··· Data to use

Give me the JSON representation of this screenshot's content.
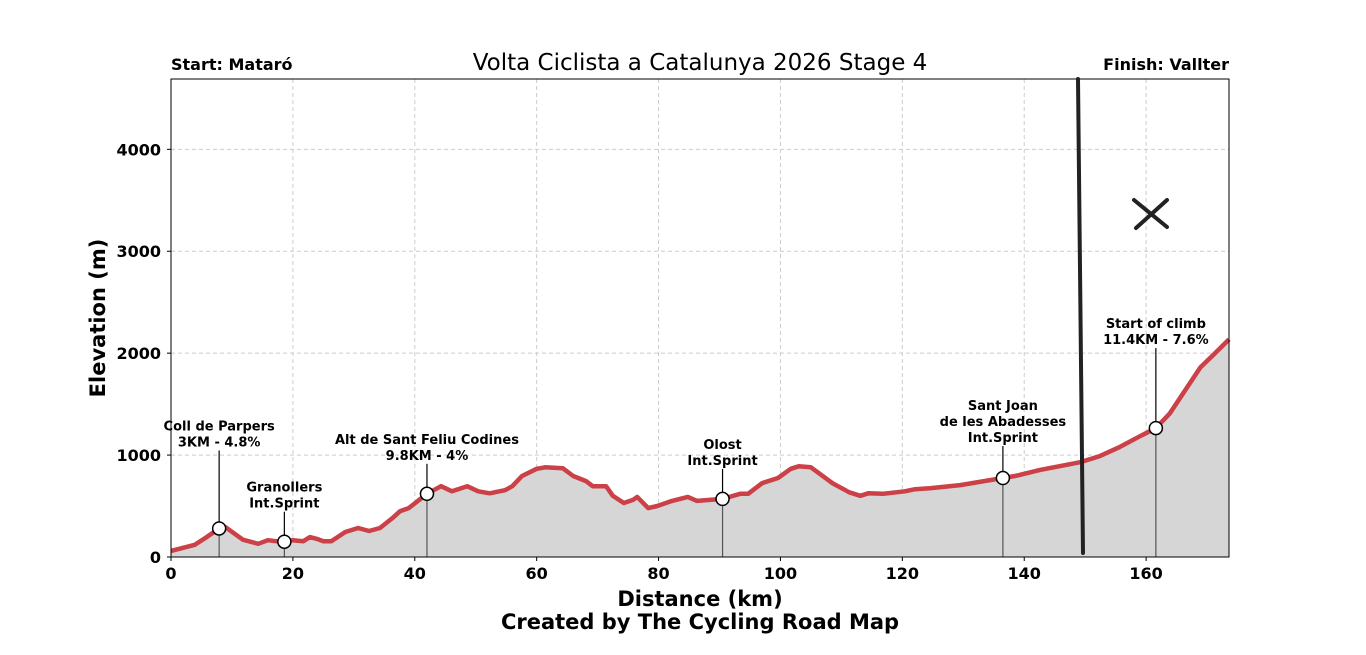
{
  "chart_data": {
    "type": "area",
    "title": "Volta Ciclista a Catalunya 2026 Stage 4",
    "start_label": "Start: Mataró",
    "finish_label": "Finish: Vallter",
    "xlabel": "Distance (km)",
    "ylabel": "Elevation (m)",
    "footer": "Created by The Cycling Road Map",
    "xlim": [
      0,
      173.6
    ],
    "ylim": [
      0,
      4690
    ],
    "xticks": [
      0,
      20,
      40,
      60,
      80,
      100,
      120,
      140,
      160
    ],
    "yticks": [
      0,
      1000,
      2000,
      3000,
      4000
    ],
    "grid": true,
    "colors": {
      "line": "#cc4048",
      "fill": "#d6d6d6",
      "grid": "#cccccc",
      "overlay": "#222222"
    },
    "x": [
      0,
      3.9,
      5.6,
      7.9,
      8.9,
      11.8,
      14.3,
      15.9,
      17.9,
      20,
      21.7,
      22.8,
      24.1,
      25,
      26.3,
      28.6,
      30.7,
      32.5,
      34.3,
      36.3,
      37.6,
      39,
      42,
      44.3,
      46.1,
      48.6,
      50.4,
      52.3,
      54.8,
      56,
      57.6,
      60,
      61.4,
      64.3,
      66,
      68.1,
      69.2,
      71.4,
      72.5,
      74.3,
      75.8,
      76.5,
      78.3,
      79.8,
      82.2,
      84.8,
      86.3,
      90.5,
      93.4,
      94.7,
      97,
      99.6,
      101.7,
      103,
      105,
      108.5,
      111.3,
      113.1,
      114.4,
      116.8,
      120.4,
      122.1,
      124.5,
      129.5,
      134.4,
      136.5,
      138.5,
      142.6,
      149.2,
      152.4,
      155.7,
      159,
      161.6,
      163.9,
      166.4,
      168.9,
      171.3,
      173.6
    ],
    "y": [
      60,
      120,
      185,
      280,
      295,
      170,
      130,
      165,
      150,
      165,
      155,
      195,
      175,
      155,
      155,
      245,
      285,
      255,
      285,
      380,
      450,
      480,
      620,
      695,
      645,
      695,
      645,
      625,
      655,
      695,
      795,
      865,
      880,
      870,
      795,
      745,
      695,
      695,
      600,
      530,
      560,
      590,
      480,
      500,
      550,
      590,
      550,
      570,
      620,
      620,
      725,
      775,
      865,
      890,
      880,
      725,
      635,
      600,
      625,
      620,
      645,
      665,
      675,
      705,
      755,
      775,
      795,
      855,
      930,
      990,
      1080,
      1185,
      1265,
      1410,
      1635,
      1860,
      2000,
      2135
    ],
    "annotations": [
      {
        "text": [
          "Coll de Parpers",
          "3KM - 4.8%"
        ],
        "x": 7.9,
        "y": 280
      },
      {
        "text": [
          "Granollers",
          "Int.Sprint"
        ],
        "x": 18.6,
        "y": 150
      },
      {
        "text": [
          "Alt de Sant Feliu Codines",
          "9.8KM - 4%"
        ],
        "x": 42,
        "y": 620
      },
      {
        "text": [
          "Olost",
          "Int.Sprint"
        ],
        "x": 90.5,
        "y": 570
      },
      {
        "text": [
          "Sant Joan",
          "de les Abadesses",
          "Int.Sprint"
        ],
        "x": 136.5,
        "y": 775
      },
      {
        "text": [
          "Start of climb",
          "11.4KM - 7.6%"
        ],
        "x": 161.6,
        "y": 1265
      }
    ]
  }
}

······

• [Task description]: Reproduce all the records verbatim, excluding images.

• [Final result]:
Give me the JSON representation of this screenshot's content.
{
  "chart_data": {
    "type": "area",
    "title": "Volta Ciclista a Catalunya 2026 Stage 4",
    "start_label": "Start: Mataró",
    "finish_label": "Finish: Vallter",
    "xlabel": "Distance (km)",
    "ylabel": "Elevation (m)",
    "footer": "Created by The Cycling Road Map",
    "xlim": [
      0,
      173.6
    ],
    "ylim": [
      0,
      4690
    ],
    "xticks": [
      0,
      20,
      40,
      60,
      80,
      100,
      120,
      140,
      160
    ],
    "yticks": [
      0,
      1000,
      2000,
      3000,
      4000
    ],
    "grid": true,
    "colors": {
      "line": "#cc4048",
      "fill": "#d6d6d6",
      "grid": "#cccccc",
      "overlay": "#222222"
    },
    "x": [
      0,
      3.9,
      5.6,
      7.9,
      8.9,
      11.8,
      14.3,
      15.9,
      17.9,
      20,
      21.7,
      22.8,
      24.1,
      25,
      26.3,
      28.6,
      30.7,
      32.5,
      34.3,
      36.3,
      37.6,
      39,
      42,
      44.3,
      46.1,
      48.6,
      50.4,
      52.3,
      54.8,
      56,
      57.6,
      60,
      61.4,
      64.3,
      66,
      68.1,
      69.2,
      71.4,
      72.5,
      74.3,
      75.8,
      76.5,
      78.3,
      79.8,
      82.2,
      84.8,
      86.3,
      90.5,
      93.4,
      94.7,
      97,
      99.6,
      101.7,
      103,
      105,
      108.5,
      111.3,
      113.1,
      114.4,
      116.8,
      120.4,
      122.1,
      124.5,
      129.5,
      134.4,
      136.5,
      138.5,
      142.6,
      149.2,
      152.4,
      155.7,
      159,
      161.6,
      163.9,
      166.4,
      168.9,
      171.3,
      173.6
    ],
    "y": [
      60,
      120,
      185,
      280,
      295,
      170,
      130,
      165,
      150,
      165,
      155,
      195,
      175,
      155,
      155,
      245,
      285,
      255,
      285,
      380,
      450,
      480,
      620,
      695,
      645,
      695,
      645,
      625,
      655,
      695,
      795,
      865,
      880,
      870,
      795,
      745,
      695,
      695,
      600,
      530,
      560,
      590,
      480,
      500,
      550,
      590,
      550,
      570,
      620,
      620,
      725,
      775,
      865,
      890,
      880,
      725,
      635,
      600,
      625,
      620,
      645,
      665,
      675,
      705,
      755,
      775,
      795,
      855,
      930,
      990,
      1080,
      1185,
      1265,
      1410,
      1635,
      1860,
      2000,
      2135
    ],
    "annotations": [
      {
        "text": [
          "Coll de Parpers",
          "3KM - 4.8%"
        ],
        "x": 7.9,
        "y": 280
      },
      {
        "text": [
          "Granollers",
          "Int.Sprint"
        ],
        "x": 18.6,
        "y": 150
      },
      {
        "text": [
          "Alt de Sant Feliu Codines",
          "9.8KM - 4%"
        ],
        "x": 42,
        "y": 620
      },
      {
        "text": [
          "Olost",
          "Int.Sprint"
        ],
        "x": 90.5,
        "y": 570
      },
      {
        "text": [
          "Sant Joan",
          "de les Abadesses",
          "Int.Sprint"
        ],
        "x": 136.5,
        "y": 775
      },
      {
        "text": [
          "Start of climb",
          "11.4KM - 7.6%"
        ],
        "x": 161.6,
        "y": 1265
      }
    ]
  }
}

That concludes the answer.